** start of Entries **

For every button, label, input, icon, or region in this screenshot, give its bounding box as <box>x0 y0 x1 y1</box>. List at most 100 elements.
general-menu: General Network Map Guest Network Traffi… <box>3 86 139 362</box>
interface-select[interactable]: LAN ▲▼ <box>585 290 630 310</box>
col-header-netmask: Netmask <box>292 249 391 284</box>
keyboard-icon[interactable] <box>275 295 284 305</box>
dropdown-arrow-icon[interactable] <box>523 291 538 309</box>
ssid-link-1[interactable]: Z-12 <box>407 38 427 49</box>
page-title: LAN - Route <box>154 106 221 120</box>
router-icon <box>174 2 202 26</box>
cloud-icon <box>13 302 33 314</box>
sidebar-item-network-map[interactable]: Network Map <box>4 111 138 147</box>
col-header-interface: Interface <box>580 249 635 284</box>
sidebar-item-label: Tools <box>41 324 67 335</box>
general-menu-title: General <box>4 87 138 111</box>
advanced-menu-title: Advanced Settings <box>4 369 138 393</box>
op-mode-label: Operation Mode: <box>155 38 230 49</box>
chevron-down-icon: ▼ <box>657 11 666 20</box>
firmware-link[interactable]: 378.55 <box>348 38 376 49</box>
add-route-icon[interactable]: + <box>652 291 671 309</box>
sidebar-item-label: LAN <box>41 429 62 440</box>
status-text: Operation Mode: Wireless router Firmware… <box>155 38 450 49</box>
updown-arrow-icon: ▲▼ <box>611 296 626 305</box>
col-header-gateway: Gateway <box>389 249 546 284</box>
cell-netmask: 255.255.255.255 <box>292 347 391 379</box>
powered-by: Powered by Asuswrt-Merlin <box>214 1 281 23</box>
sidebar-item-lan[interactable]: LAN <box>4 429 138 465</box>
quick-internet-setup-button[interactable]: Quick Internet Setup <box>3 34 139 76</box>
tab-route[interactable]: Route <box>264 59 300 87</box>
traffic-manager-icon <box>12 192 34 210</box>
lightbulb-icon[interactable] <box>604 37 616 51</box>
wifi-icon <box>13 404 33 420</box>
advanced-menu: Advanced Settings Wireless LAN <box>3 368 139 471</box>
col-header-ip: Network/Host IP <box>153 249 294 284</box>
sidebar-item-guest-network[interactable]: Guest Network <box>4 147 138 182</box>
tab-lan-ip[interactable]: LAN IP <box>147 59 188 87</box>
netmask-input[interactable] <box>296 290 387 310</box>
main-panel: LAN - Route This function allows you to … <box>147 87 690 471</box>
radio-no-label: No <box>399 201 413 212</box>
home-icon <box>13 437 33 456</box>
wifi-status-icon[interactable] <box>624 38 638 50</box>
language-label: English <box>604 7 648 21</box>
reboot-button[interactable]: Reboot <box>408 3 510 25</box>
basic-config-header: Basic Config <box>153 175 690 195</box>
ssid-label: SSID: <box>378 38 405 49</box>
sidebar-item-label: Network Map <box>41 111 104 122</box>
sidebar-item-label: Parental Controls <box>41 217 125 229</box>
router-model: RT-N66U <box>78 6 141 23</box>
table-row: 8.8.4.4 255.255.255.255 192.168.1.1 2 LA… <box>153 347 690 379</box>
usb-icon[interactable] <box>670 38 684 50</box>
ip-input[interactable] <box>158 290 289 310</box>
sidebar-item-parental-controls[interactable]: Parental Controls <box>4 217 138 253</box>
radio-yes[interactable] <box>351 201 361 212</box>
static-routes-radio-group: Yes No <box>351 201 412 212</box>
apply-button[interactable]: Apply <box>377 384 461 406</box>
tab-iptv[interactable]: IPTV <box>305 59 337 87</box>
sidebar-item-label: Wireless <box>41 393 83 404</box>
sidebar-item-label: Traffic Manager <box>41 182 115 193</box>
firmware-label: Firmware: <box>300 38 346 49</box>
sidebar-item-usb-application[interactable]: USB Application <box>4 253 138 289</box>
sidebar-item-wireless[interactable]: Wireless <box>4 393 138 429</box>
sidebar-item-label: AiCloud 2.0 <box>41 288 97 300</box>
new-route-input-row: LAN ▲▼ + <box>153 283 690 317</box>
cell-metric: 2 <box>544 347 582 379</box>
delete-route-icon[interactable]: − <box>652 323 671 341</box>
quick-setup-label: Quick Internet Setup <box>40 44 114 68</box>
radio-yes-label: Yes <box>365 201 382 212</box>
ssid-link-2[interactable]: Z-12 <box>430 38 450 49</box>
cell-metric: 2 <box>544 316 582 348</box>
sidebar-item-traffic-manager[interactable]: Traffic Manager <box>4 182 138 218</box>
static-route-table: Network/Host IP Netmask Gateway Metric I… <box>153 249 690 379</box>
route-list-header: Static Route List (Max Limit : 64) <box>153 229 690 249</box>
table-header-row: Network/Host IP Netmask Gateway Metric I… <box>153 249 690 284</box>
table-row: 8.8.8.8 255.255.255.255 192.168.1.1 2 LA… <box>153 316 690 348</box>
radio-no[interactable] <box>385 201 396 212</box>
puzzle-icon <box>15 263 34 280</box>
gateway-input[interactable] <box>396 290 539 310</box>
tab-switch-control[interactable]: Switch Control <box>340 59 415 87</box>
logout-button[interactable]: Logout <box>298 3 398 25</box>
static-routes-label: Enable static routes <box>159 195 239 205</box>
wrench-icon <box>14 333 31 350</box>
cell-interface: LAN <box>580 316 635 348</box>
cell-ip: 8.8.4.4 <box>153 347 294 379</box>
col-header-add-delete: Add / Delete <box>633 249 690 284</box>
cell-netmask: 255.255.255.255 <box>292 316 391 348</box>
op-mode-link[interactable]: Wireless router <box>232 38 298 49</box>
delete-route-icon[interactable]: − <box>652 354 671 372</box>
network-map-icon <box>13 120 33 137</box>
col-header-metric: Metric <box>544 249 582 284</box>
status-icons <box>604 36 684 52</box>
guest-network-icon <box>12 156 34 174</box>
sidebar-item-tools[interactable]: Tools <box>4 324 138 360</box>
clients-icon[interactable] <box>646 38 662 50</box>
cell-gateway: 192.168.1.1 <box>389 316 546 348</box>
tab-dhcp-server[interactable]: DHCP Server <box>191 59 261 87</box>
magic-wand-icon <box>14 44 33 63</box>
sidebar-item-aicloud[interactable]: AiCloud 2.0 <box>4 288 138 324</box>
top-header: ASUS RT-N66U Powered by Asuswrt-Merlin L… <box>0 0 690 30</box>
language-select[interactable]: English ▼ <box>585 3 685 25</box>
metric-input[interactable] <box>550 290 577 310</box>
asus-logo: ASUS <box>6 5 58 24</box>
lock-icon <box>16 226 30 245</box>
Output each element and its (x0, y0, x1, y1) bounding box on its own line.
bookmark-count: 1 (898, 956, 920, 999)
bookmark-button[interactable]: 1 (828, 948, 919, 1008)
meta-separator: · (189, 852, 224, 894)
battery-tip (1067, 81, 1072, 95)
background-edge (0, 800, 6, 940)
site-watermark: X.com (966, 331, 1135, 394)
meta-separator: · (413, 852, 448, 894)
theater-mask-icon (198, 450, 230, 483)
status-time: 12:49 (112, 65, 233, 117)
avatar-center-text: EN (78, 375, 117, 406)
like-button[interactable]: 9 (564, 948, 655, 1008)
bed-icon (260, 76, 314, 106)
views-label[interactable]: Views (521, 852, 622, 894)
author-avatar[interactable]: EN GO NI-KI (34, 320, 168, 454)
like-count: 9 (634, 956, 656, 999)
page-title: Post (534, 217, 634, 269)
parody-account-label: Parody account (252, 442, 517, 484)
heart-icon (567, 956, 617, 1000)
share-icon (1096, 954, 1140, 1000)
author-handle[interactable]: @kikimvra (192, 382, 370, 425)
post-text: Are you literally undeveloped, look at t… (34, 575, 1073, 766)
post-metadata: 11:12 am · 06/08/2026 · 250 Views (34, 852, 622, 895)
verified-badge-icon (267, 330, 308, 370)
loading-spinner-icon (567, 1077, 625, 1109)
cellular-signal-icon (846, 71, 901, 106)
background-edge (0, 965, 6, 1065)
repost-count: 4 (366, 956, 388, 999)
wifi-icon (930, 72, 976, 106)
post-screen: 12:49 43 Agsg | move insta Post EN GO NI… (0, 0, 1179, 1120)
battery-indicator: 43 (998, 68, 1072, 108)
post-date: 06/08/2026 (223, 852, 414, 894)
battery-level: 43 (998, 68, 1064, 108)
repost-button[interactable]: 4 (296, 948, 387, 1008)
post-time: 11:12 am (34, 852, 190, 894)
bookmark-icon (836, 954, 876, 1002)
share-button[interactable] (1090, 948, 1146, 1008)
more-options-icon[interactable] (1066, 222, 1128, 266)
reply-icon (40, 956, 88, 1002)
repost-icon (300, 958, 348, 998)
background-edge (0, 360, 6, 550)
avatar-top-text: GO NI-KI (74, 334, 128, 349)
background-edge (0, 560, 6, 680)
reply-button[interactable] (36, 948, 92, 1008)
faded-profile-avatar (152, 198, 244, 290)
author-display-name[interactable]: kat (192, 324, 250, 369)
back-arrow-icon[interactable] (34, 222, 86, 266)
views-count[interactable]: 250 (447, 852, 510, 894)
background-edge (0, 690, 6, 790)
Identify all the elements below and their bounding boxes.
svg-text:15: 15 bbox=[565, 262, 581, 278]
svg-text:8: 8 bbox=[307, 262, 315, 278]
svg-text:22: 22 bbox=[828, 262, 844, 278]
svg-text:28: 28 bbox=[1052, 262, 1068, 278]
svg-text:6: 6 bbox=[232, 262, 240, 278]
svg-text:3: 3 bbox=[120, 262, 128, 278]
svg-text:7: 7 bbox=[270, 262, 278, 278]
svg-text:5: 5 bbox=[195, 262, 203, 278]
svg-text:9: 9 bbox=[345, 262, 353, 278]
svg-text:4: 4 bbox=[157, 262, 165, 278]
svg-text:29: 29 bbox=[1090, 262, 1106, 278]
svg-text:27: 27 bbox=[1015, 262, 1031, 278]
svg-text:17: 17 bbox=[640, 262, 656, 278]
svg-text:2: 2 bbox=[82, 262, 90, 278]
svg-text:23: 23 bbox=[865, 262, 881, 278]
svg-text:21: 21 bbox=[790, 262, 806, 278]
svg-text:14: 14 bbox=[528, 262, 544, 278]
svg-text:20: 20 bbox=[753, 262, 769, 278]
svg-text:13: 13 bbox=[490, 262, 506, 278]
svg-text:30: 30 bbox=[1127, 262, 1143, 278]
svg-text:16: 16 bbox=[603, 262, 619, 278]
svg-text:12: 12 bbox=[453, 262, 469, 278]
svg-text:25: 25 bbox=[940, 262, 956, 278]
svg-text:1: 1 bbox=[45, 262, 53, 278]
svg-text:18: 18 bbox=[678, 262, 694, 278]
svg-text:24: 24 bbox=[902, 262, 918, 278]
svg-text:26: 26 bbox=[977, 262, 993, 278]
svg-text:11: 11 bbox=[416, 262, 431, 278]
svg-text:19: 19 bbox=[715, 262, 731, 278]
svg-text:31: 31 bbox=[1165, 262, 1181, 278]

** end of Entries **

Exercise objective: Please echo the lines from the start of the records through the line that contains "cloud-icon <box>13 302 33 314</box>", including that final line.

Written response:
For every button, label, input, icon, or region in this screenshot, give its bounding box as <box>x0 y0 x1 y1</box>. List at most 100 elements.
general-menu: General Network Map Guest Network Traffi… <box>3 86 139 362</box>
interface-select[interactable]: LAN ▲▼ <box>585 290 630 310</box>
col-header-netmask: Netmask <box>292 249 391 284</box>
keyboard-icon[interactable] <box>275 295 284 305</box>
dropdown-arrow-icon[interactable] <box>523 291 538 309</box>
ssid-link-1[interactable]: Z-12 <box>407 38 427 49</box>
page-title: LAN - Route <box>154 106 221 120</box>
router-icon <box>174 2 202 26</box>
cloud-icon <box>13 302 33 314</box>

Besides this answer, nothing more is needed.